• [CHALLENGE]: Omit any picture, and return the remaining data exactly as written.

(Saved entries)

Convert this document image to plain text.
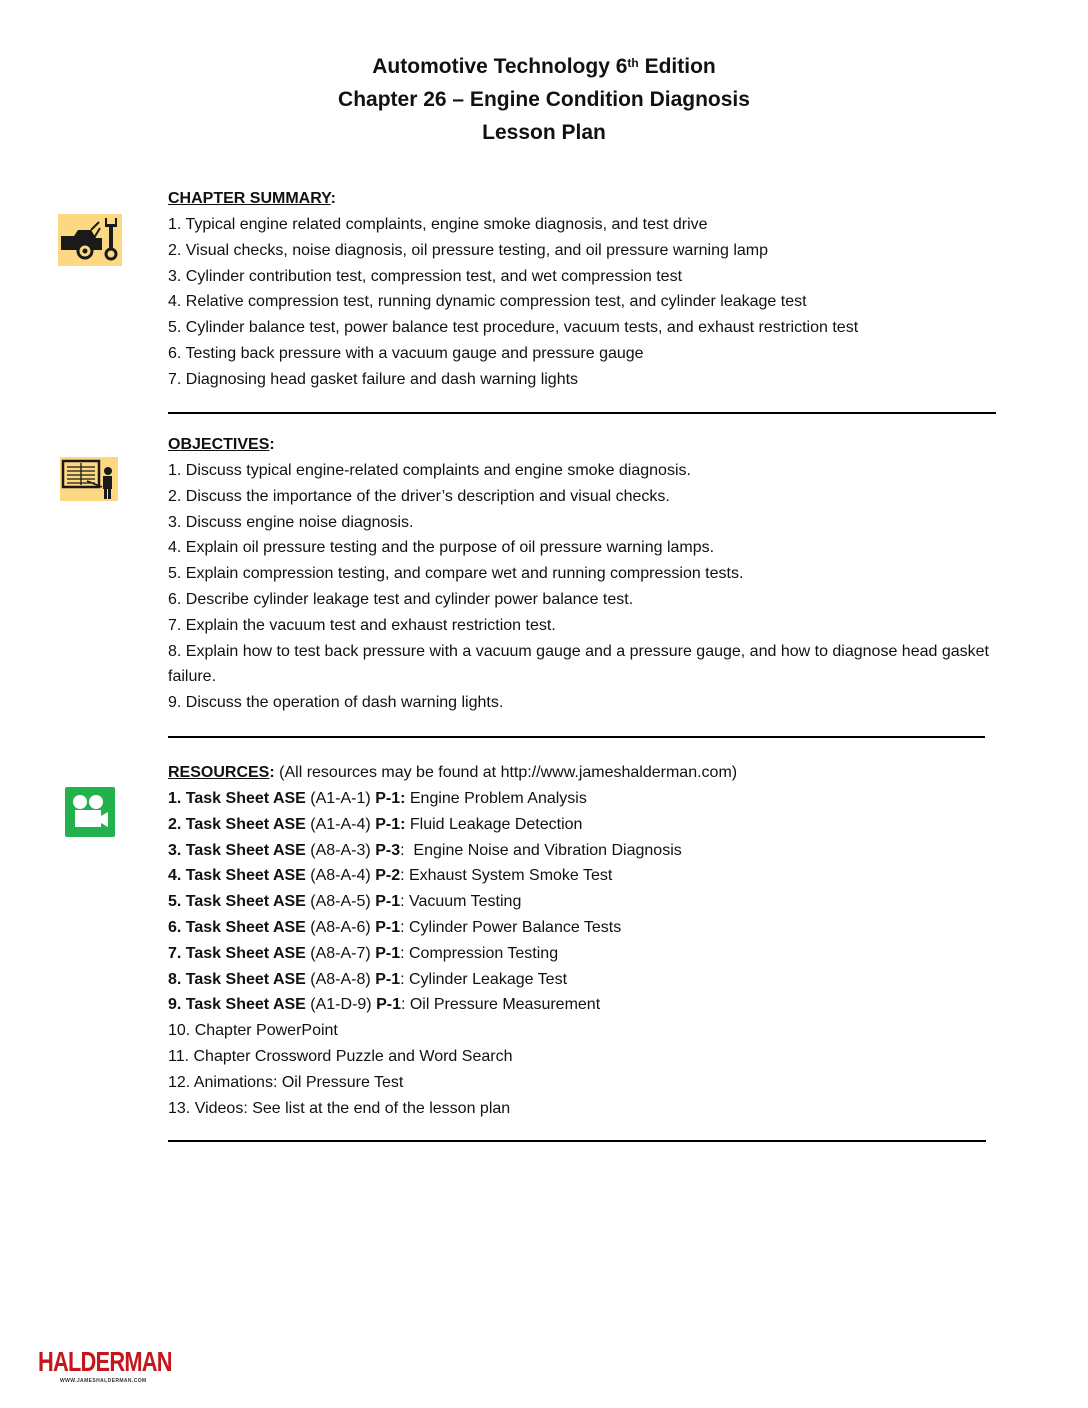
Automotive Technology 6th Edition
Chapter 26 – Engine Condition Diagnosis
Lesson Plan
CHAPTER SUMMARY:
1. Typical engine related complaints, engine smoke diagnosis, and test drive
2. Visual checks, noise diagnosis, oil pressure testing, and oil pressure warning lamp
3. Cylinder contribution test, compression test, and wet compression test
4. Relative compression test, running dynamic compression test, and cylinder leakage test
5. Cylinder balance test, power balance test procedure, vacuum tests, and exhaust restriction test
6. Testing back pressure with a vacuum gauge and pressure gauge
7. Diagnosing head gasket failure and dash warning lights
OBJECTIVES:
1. Discuss typical engine-related complaints and engine smoke diagnosis.
2. Discuss the importance of the driver’s description and visual checks.
3. Discuss engine noise diagnosis.
4. Explain oil pressure testing and the purpose of oil pressure warning lamps.
5. Explain compression testing, and compare wet and running compression tests.
6. Describe cylinder leakage test and cylinder power balance test.
7. Explain the vacuum test and exhaust restriction test.
8. Explain how to test back pressure with a vacuum gauge and a pressure gauge, and how to diagnose head gasket failure.
9. Discuss the operation of dash warning lights.
RESOURCES: (All resources may be found at http://www.jameshalderman.com)
1. Task Sheet ASE (A1-A-1) P-1: Engine Problem Analysis
2. Task Sheet ASE (A1-A-4) P-1: Fluid Leakage Detection
3. Task Sheet ASE (A8-A-3) P-3:  Engine Noise and Vibration Diagnosis
4. Task Sheet ASE (A8-A-4) P-2: Exhaust System Smoke Test
5. Task Sheet ASE (A8-A-5) P-1: Vacuum Testing
6. Task Sheet ASE (A8-A-6) P-1: Cylinder Power Balance Tests
7. Task Sheet ASE (A8-A-7) P-1: Compression Testing
8. Task Sheet ASE (A8-A-8) P-1: Cylinder Leakage Test
9. Task Sheet ASE (A1-D-9) P-1: Oil Pressure Measurement
10. Chapter PowerPoint
11. Chapter Crossword Puzzle and Word Search
12. Animations: Oil Pressure Test
13. Videos: See list at the end of the lesson plan
HALDERMAN
WWW.JAMESHALDERMAN.COM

• [RESPONSE]:
Convert this document image to plain text.
Automotive Technology 6th Edition
Chapter 26 – Engine Condition Diagnosis
Lesson Plan
CHAPTER SUMMARY:
1. Typical engine related complaints, engine smoke diagnosis, and test drive
2. Visual checks, noise diagnosis, oil pressure testing, and oil pressure warning lamp
3. Cylinder contribution test, compression test, and wet compression test
4. Relative compression test, running dynamic compression test, and cylinder leakage test
5. Cylinder balance test, power balance test procedure, vacuum tests, and exhaust restriction test
6. Testing back pressure with a vacuum gauge and pressure gauge
7. Diagnosing head gasket failure and dash warning lights
OBJECTIVES:
1. Discuss typical engine-related complaints and engine smoke diagnosis.
2. Discuss the importance of the driver’s description and visual checks.
3. Discuss engine noise diagnosis.
4. Explain oil pressure testing and the purpose of oil pressure warning lamps.
5. Explain compression testing, and compare wet and running compression tests.
6. Describe cylinder leakage test and cylinder power balance test.
7. Explain the vacuum test and exhaust restriction test.
8. Explain how to test back pressure with a vacuum gauge and a pressure gauge, and how to diagnose head gasket failure.
9. Discuss the operation of dash warning lights.
RESOURCES: (All resources may be found at http://www.jameshalderman.com)
1. Task Sheet ASE (A1-A-1) P-1: Engine Problem Analysis
2. Task Sheet ASE (A1-A-4) P-1: Fluid Leakage Detection
3. Task Sheet ASE (A8-A-3) P-3:  Engine Noise and Vibration Diagnosis
4. Task Sheet ASE (A8-A-4) P-2: Exhaust System Smoke Test
5. Task Sheet ASE (A8-A-5) P-1: Vacuum Testing
6. Task Sheet ASE (A8-A-6) P-1: Cylinder Power Balance Tests
7. Task Sheet ASE (A8-A-7) P-1: Compression Testing
8. Task Sheet ASE (A8-A-8) P-1: Cylinder Leakage Test
9. Task Sheet ASE (A1-D-9) P-1: Oil Pressure Measurement
10. Chapter PowerPoint
11. Chapter Crossword Puzzle and Word Search
12. Animations: Oil Pressure Test
13. Videos: See list at the end of the lesson plan
HALDERMAN
WWW.JAMESHALDERMAN.COM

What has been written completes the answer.